(REQUIREMENT): From the listing below, tally the lines that include "榮獲新竹市第". Return only the total.

[Stored items from a collection]
***

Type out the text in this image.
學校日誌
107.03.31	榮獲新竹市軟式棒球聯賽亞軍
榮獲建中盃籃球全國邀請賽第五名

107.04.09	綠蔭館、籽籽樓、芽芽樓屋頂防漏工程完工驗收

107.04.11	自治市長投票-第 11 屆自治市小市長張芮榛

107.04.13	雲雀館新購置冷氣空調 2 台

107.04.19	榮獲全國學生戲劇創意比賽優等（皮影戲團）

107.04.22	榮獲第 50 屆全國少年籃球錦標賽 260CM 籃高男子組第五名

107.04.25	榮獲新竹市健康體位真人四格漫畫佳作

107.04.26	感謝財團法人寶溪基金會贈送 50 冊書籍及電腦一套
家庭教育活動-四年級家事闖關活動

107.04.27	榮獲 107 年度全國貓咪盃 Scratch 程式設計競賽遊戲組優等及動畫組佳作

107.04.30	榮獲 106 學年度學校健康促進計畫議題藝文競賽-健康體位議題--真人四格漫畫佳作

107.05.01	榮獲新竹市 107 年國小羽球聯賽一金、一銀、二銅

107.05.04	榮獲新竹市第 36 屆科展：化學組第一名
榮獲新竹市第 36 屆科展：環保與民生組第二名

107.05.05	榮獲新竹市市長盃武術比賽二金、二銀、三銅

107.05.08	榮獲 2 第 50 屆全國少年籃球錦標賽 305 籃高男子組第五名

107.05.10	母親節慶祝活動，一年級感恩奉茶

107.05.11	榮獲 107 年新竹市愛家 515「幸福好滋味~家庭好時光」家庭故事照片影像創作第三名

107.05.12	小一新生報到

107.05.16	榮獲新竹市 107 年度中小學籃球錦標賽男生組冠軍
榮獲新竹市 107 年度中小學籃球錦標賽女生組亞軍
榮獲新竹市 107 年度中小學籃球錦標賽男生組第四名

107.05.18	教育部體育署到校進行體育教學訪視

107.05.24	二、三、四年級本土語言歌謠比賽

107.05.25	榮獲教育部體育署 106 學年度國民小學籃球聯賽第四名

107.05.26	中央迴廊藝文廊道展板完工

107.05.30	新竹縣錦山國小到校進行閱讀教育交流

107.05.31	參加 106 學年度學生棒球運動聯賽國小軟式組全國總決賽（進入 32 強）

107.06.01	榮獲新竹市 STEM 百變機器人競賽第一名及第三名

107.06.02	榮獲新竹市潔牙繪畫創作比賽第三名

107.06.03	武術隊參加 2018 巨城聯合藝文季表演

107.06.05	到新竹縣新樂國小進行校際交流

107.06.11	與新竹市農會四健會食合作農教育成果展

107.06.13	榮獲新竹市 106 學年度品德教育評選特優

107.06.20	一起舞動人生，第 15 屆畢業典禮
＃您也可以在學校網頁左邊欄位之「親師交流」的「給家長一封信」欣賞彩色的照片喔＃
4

***

(EXERCISE RESPONSE): 2